* **AUFGABEN**
**a.** Welchen Basis-Takt und welchen Turbo-Takt nennt der Artikel über die Ryzen-5-Prozessoren für den Ryzen 5 1600X?
**b.** Zähle alle Prozessormodelle auf, die im Artikel über die Ryzen-5-Prozessoren mit ihrer Modellbezeichnung genannt werden.
**c.** Schreibe den Artikel über die Ryzen-5-Prozessoren mit acht aktiven Kernen im Anschluss an seinen letzten Satz weiter.

* **LESETEXT**
= = = = = = =

AMD Ryzen 5 1600(X) - Manche Exemplare haben acht aktive Kerne

Die beiden Prozessoren AMD Ryzen 5 1600 und Ryzen 5 1600X sind im Handel in Versionen aufgetaucht, bei denen acht statt sechs CPU-Kerne aktiv sind.

von Georg Wieselsberger,
04.10.2017 11:38 Uhr

Der Ryzen 5 1600(X) wurde anscheinend teilweise mit acht aktiven Kernen ausgeliefert.Der Ryzen 5 1600(X) wurde anscheinend teilweise mit acht aktiven Kernen ausgeliefert.

Normalerweise bieten die beiden AMD-Prozessoren AMD Ryzen 5 1600 und Ryzen 5 1600X jeweils sechs CPU-Kerne und können 12 Threads gleichzeitig bearbeiten. Acht Kerne sind den größeren Modellen vorbehalten. Doch im Internet sind nun mehrere Berichte von Käufern eines Ryzen 5 1600 oder 1600X aufgetaucht, laut denen ihr gekauftes Exemplar ohne jegliche Manipulation direkt acht aktive Kerne besitzt.

Ryzen 5 1600X wird identisch zum Ryzen 7 1800X

Ein Ryzen 5 1600X mit 3,6 GHz Basis-Takt, 4,0 GHz Turbo-Takt und acht statt sechs aktiven Kernen ist aber von dem Top-Modell Ryzen 7 1800X nicht mehr zu unterscheiden, da dieser bis auf die Kern-Anzahl und den damit verbundenen L2-Cache pro Kern die gleichen technischen Daten bietet. Ein Ryzen 1600 mit acht Kernen hingegen muss sich dann mit etwas geringerem Takt abfinden, es sei denn, der Besitzer übertaktet den Prozessor zusätzlich.

= = = = = = =

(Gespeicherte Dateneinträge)
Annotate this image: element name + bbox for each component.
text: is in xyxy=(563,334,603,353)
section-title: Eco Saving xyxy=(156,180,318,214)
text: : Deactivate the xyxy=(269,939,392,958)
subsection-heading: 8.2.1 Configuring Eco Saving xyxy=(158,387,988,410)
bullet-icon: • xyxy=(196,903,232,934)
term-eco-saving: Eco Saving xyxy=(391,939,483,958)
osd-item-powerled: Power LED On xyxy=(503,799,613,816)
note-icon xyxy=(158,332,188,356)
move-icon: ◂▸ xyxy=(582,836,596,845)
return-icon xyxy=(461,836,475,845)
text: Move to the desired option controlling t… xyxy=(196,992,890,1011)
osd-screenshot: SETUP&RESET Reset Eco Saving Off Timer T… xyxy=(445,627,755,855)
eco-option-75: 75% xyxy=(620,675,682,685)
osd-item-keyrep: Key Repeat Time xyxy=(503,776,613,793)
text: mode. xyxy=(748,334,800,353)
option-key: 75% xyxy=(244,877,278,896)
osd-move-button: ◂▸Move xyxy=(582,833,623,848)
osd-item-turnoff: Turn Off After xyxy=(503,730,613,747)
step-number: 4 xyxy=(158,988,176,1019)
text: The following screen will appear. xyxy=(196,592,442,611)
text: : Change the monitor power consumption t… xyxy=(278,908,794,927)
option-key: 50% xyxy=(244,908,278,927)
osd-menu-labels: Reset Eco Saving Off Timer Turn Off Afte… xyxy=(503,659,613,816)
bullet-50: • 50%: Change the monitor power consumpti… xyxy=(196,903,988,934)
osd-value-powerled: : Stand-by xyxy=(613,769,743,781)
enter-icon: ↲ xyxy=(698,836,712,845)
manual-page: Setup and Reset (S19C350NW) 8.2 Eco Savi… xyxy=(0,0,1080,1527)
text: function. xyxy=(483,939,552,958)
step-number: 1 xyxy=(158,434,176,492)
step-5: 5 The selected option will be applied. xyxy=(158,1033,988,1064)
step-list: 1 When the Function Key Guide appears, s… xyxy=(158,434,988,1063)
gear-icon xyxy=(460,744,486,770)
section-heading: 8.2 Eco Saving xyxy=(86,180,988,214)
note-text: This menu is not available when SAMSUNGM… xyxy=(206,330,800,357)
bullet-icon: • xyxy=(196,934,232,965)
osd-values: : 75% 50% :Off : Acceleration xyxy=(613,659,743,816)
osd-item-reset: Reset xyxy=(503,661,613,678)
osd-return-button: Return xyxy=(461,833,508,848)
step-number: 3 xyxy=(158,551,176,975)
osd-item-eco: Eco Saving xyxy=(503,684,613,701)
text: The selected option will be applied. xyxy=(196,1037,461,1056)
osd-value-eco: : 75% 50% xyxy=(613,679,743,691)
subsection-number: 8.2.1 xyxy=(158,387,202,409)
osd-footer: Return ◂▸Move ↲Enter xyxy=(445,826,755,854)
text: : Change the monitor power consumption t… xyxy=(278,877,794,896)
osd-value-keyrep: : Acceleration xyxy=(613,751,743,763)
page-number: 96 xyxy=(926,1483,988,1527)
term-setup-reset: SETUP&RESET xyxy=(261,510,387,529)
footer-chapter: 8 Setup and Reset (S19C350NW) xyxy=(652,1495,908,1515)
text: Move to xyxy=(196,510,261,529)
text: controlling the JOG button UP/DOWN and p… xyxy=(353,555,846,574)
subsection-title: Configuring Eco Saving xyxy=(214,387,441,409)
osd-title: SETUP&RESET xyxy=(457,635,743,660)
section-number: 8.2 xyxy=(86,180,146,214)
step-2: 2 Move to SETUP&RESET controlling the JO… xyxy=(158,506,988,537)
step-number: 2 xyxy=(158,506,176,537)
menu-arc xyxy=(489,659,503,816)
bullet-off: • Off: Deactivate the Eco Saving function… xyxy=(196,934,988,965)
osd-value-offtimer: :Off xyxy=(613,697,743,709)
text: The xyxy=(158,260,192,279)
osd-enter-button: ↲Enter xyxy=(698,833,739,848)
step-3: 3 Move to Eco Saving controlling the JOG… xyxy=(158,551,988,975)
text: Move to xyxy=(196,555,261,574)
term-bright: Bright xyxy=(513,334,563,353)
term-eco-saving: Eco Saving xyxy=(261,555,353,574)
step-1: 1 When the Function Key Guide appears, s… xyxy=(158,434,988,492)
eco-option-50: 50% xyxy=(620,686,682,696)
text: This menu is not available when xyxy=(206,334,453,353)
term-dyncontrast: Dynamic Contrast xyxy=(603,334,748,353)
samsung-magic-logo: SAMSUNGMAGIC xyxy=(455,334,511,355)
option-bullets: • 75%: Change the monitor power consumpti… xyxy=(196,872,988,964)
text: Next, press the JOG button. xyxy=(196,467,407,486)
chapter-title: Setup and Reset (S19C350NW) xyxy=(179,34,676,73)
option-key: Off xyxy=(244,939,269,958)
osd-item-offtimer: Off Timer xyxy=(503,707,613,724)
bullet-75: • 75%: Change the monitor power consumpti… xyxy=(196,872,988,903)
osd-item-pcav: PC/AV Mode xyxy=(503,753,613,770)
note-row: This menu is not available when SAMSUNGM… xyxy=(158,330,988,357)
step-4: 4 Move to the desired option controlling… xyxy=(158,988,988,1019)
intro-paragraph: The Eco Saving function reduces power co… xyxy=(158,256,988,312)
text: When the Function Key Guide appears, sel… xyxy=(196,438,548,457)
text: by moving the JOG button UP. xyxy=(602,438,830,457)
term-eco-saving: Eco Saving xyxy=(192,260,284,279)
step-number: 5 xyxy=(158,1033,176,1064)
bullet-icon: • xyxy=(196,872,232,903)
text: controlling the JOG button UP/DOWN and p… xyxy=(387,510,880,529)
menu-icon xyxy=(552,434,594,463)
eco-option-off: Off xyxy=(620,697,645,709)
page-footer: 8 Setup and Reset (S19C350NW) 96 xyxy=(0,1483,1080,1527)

= = = = = = =

* **ANTWORTEN**
**a.** 3,6 GHz Basis-Takt und 4,0 GHz Turbo-Takt.

**b.** Ryzen 5 1600, Ryzen 5 1600X, Ryzen 7 1800X

**c.**
Inzwischen ist laut wccftech klar, dass es sich wohl in allen berichteten Fällen um Prozessoren handelt, die in der 36. Woche des Jahres 2017 in Malaysia hergestellt wurden. Der sogenannte Batch-Code des Prozessors verrät, wann und wo die CPU produziert wurde. Die unerwarteten Achtkerner der Ryzen-1600er-Reihe haben hier einen Code, der mit UA 1736P beginnt, beispielsweise UA 1736PGT.

Ursache bisher nicht klar

Die glücklichen Käufer haben ihre ungewöhnlichen Prozessoren natürlich inzwischen auch getestet und bestätigt, dass die CPUs bei den Taktraten eines Ryzen 7 1800X auch tatsächlich eine identische Leistung liefern. Wieso allerdings Sechskern-Prozessoren von AMD direkt aus der Verpackung ohne weiteres Zutun mit acht Kernen funktionieren, ist bisher nicht klar.

Normalerweise wird jede CPU vor dem Verpacken und Versenden in der Fabrik getestet, sodass dort eigentlich hätte auffallen müssen, dass acht Kerne aktiv sind. Denkbar wäre laut wccftech, dass die hohe Nachfrage nach 1600er-Modellen kurzzeitig dazu geführt hat, dass bei der Produktion CPU-Dies des weniger beliebten 1800X verwendet wurden.